§ WORK INSTRUCTIONS
Using the listing below, report all lines holding the word "icon".

(Dataset items)
****

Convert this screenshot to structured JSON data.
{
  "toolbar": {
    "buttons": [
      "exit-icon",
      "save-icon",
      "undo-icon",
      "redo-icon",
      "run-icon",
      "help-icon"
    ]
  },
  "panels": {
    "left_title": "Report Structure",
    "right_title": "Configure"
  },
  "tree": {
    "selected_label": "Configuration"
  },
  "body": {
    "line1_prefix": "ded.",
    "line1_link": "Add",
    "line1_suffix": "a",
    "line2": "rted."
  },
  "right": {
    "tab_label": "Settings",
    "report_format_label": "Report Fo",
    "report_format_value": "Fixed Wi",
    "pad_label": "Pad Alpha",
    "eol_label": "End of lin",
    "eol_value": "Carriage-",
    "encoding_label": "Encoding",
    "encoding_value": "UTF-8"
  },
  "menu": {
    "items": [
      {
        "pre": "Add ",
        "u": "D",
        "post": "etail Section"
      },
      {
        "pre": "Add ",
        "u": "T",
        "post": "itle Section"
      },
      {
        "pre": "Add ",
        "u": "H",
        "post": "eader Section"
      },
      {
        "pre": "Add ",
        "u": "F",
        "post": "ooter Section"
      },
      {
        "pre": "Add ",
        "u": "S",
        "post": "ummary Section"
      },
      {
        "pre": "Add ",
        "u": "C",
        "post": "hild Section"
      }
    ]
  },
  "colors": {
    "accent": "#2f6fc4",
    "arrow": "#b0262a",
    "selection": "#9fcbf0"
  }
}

****

§ FULL SOLUTION
      "exit-icon",
      "save-icon",
      "undo-icon",
      "redo-icon",
      "run-icon",
      "help-icon"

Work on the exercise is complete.